Problem to solve: Look through the entries and report how many lines include the word "messaging". Give the number alone.

--- START Extracted records ---

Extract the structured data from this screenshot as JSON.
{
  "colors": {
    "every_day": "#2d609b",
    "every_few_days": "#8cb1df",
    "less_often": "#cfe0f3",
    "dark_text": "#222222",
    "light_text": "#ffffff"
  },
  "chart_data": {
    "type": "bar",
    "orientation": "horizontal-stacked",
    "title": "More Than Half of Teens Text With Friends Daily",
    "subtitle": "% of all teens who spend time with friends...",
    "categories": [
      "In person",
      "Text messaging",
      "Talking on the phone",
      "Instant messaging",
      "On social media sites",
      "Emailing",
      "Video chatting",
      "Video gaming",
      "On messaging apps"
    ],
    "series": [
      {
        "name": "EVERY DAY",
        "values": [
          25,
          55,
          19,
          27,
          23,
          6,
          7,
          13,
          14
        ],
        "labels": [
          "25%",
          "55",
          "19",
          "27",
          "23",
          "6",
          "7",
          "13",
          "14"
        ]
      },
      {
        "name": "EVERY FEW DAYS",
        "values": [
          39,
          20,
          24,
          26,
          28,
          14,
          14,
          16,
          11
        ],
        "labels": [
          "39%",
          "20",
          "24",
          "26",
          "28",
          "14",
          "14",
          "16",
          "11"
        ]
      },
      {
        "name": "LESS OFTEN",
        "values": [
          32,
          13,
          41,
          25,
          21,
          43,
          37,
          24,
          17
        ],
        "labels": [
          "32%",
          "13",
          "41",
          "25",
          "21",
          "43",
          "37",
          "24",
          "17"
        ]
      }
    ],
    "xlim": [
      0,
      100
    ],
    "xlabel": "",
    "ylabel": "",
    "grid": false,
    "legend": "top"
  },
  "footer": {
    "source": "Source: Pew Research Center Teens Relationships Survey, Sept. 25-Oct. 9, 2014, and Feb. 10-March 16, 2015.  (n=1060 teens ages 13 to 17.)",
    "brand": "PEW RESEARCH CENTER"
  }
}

--- END Extracted records ---

Reply to the exercise: 3